## WORK TO DO
All the data should come back exactly as it was given.

## RECORD EXTRACTS
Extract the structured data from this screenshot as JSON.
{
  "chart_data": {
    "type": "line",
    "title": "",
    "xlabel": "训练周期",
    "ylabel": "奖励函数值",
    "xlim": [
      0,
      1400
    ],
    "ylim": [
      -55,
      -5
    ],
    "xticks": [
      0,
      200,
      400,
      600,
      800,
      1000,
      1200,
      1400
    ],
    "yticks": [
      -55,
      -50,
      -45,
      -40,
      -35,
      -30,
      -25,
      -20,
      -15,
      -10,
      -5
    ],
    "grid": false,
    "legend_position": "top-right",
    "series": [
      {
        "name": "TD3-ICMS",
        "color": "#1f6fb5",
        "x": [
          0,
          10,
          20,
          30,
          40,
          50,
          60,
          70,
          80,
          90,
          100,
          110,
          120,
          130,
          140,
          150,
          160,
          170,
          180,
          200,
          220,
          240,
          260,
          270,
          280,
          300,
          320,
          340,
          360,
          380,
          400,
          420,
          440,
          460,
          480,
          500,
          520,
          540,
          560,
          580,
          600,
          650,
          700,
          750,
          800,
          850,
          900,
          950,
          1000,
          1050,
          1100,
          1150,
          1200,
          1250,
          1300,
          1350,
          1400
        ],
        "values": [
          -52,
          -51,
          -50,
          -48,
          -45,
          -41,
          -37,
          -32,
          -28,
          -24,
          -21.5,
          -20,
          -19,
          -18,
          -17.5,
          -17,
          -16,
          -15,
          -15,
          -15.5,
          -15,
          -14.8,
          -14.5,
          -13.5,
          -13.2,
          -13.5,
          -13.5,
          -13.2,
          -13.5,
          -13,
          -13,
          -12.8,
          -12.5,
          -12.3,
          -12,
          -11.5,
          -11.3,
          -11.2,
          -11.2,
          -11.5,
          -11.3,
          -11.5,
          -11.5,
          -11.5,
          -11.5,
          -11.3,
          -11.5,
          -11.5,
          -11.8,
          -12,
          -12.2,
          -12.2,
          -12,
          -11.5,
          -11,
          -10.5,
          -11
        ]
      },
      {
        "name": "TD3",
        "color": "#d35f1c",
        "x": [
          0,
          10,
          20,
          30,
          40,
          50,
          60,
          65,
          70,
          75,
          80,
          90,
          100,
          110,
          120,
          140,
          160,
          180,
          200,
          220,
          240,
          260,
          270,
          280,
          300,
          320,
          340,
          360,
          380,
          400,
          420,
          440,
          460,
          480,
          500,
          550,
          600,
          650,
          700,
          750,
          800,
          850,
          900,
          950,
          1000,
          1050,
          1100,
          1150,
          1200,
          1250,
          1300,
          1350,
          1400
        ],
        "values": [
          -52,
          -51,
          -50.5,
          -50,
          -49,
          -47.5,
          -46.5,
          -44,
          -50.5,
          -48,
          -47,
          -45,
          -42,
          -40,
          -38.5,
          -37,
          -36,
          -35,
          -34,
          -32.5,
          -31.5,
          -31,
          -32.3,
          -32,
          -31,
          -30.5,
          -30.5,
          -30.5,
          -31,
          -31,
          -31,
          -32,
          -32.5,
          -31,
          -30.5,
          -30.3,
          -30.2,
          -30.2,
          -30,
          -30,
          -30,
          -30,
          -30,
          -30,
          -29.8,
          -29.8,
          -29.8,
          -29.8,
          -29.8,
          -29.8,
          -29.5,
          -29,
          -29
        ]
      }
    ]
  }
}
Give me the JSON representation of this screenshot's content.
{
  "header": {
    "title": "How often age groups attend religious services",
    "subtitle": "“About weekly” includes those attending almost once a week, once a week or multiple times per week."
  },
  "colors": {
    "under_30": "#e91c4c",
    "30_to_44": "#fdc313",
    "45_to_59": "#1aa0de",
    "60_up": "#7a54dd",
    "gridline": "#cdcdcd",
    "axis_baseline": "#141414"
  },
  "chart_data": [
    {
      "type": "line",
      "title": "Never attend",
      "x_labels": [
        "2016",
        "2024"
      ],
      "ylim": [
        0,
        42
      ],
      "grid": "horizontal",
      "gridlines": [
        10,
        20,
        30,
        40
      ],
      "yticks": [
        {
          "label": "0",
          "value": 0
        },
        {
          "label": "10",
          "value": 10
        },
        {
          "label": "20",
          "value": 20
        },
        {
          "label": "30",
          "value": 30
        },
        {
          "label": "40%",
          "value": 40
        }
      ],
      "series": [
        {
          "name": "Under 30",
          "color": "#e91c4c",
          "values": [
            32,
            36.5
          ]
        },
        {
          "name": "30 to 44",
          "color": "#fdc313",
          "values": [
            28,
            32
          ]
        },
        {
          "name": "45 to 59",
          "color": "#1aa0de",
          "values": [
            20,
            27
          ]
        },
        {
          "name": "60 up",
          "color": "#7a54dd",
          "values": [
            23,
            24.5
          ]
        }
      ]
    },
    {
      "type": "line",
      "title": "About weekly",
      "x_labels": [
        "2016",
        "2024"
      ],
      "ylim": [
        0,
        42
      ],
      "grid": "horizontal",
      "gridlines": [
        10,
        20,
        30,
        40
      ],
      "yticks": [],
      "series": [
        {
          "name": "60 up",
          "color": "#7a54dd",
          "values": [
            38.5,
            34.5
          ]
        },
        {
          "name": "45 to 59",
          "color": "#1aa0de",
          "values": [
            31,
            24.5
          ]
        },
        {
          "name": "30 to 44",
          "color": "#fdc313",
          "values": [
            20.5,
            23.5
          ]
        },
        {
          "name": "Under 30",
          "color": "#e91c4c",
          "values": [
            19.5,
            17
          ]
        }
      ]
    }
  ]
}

## WRITTEN RESPONSE
Extract the structured data from this screenshot as JSON.
{
  "chart_data": {
    "type": "line",
    "title": "",
    "xlabel": "训练周期",
    "ylabel": "奖励函数值",
    "xlim": [
      0,
      1400
    ],
    "ylim": [
      -55,
      -5
    ],
    "xticks": [
      0,
      200,
      400,
      600,
      800,
      1000,
      1200,
      1400
    ],
    "yticks": [
      -55,
      -50,
      -45,
      -40,
      -35,
      -30,
      -25,
      -20,
      -15,
      -10,
      -5
    ],
    "grid": false,
    "legend_position": "top-right",
    "series": [
      {
        "name": "TD3-ICMS",
        "color": "#1f6fb5",
        "x": [
          0,
          10,
          20,
          30,
          40,
          50,
          60,
          70,
          80,
          90,
          100,
          110,
          120,
          130,
          140,
          150,
          160,
          170,
          180,
          200,
          220,
          240,
          260,
          270,
          280,
          300,
          320,
          340,
          360,
          380,
          400,
          420,
          440,
          460,
          480,
          500,
          520,
          540,
          560,
          580,
          600,
          650,
          700,
          750,
          800,
          850,
          900,
          950,
          1000,
          1050,
          1100,
          1150,
          1200,
          1250,
          1300,
          1350,
          1400
        ],
        "values": [
          -52,
          -51,
          -50,
          -48,
          -45,
          -41,
          -37,
          -32,
          -28,
          -24,
          -21.5,
          -20,
          -19,
          -18,
          -17.5,
          -17,
          -16,
          -15,
          -15,
          -15.5,
          -15,
          -14.8,
          -14.5,
          -13.5,
          -13.2,
          -13.5,
          -13.5,
          -13.2,
          -13.5,
          -13,
          -13,
          -12.8,
          -12.5,
          -12.3,
          -12,
          -11.5,
          -11.3,
          -11.2,
          -11.2,
          -11.5,
          -11.3,
          -11.5,
          -11.5,
          -11.5,
          -11.5,
          -11.3,
          -11.5,
          -11.5,
          -11.8,
          -12,
          -12.2,
          -12.2,
          -12,
          -11.5,
          -11,
          -10.5,
          -11
        ]
      },
      {
        "name": "TD3",
        "color": "#d35f1c",
        "x": [
          0,
          10,
          20,
          30,
          40,
          50,
          60,
          65,
          70,
          75,
          80,
          90,
          100,
          110,
          120,
          140,
          160,
          180,
          200,
          220,
          240,
          260,
          270,
          280,
          300,
          320,
          340,
          360,
          380,
          400,
          420,
          440,
          460,
          480,
          500,
          550,
          600,
          650,
          700,
          750,
          800,
          850,
          900,
          950,
          1000,
          1050,
          1100,
          1150,
          1200,
          1250,
          1300,
          1350,
          1400
        ],
        "values": [
          -52,
          -51,
          -50.5,
          -50,
          -49,
          -47.5,
          -46.5,
          -44,
          -50.5,
          -48,
          -47,
          -45,
          -42,
          -40,
          -38.5,
          -37,
          -36,
          -35,
          -34,
          -32.5,
          -31.5,
          -31,
          -32.3,
          -32,
          -31,
          -30.5,
          -30.5,
          -30.5,
          -31,
          -31,
          -31,
          -32,
          -32.5,
          -31,
          -30.5,
          -30.3,
          -30.2,
          -30.2,
          -30,
          -30,
          -30,
          -30,
          -30,
          -30,
          -29.8,
          -29.8,
          -29.8,
          -29.8,
          -29.8,
          -29.8,
          -29.5,
          -29,
          -29
        ]
      }
    ]
  }
}
Give me the JSON representation of this screenshot's content.
{
  "header": {
    "title": "How often age groups attend religious services",
    "subtitle": "“About weekly” includes those attending almost once a week, once a week or multiple times per week."
  },
  "colors": {
    "under_30": "#e91c4c",
    "30_to_44": "#fdc313",
    "45_to_59": "#1aa0de",
    "60_up": "#7a54dd",
    "gridline": "#cdcdcd",
    "axis_baseline": "#141414"
  },
  "chart_data": [
    {
      "type": "line",
      "title": "Never attend",
      "x_labels": [
        "2016",
        "2024"
      ],
      "ylim": [
        0,
        42
      ],
      "grid": "horizontal",
      "gridlines": [
        10,
        20,
        30,
        40
      ],
      "yticks": [
        {
          "label": "0",
          "value": 0
        },
        {
          "label": "10",
          "value": 10
        },
        {
          "label": "20",
          "value": 20
        },
        {
          "label": "30",
          "value": 30
        },
        {
          "label": "40%",
          "value": 40
        }
      ],
      "series": [
        {
          "name": "Under 30",
          "color": "#e91c4c",
          "values": [
            32,
            36.5
          ]
        },
        {
          "name": "30 to 44",
          "color": "#fdc313",
          "values": [
            28,
            32
          ]
        },
        {
          "name": "45 to 59",
          "color": "#1aa0de",
          "values": [
            20,
            27
          ]
        },
        {
          "name": "60 up",
          "color": "#7a54dd",
          "values": [
            23,
            24.5
          ]
        }
      ]
    },
    {
      "type": "line",
      "title": "About weekly",
      "x_labels": [
        "2016",
        "2024"
      ],
      "ylim": [
        0,
        42
      ],
      "grid": "horizontal",
      "gridlines": [
        10,
        20,
        30,
        40
      ],
      "yticks": [],
      "series": [
        {
          "name": "60 up",
          "color": "#7a54dd",
          "values": [
            38.5,
            34.5
          ]
        },
        {
          "name": "45 to 59",
          "color": "#1aa0de",
          "values": [
            31,
            24.5
          ]
        },
        {
          "name": "30 to 44",
          "color": "#fdc313",
          "values": [
            20.5,
            23.5
          ]
        },
        {
          "name": "Under 30",
          "color": "#e91c4c",
          "values": [
            19.5,
            17
          ]
        }
      ]
    }
  ]
}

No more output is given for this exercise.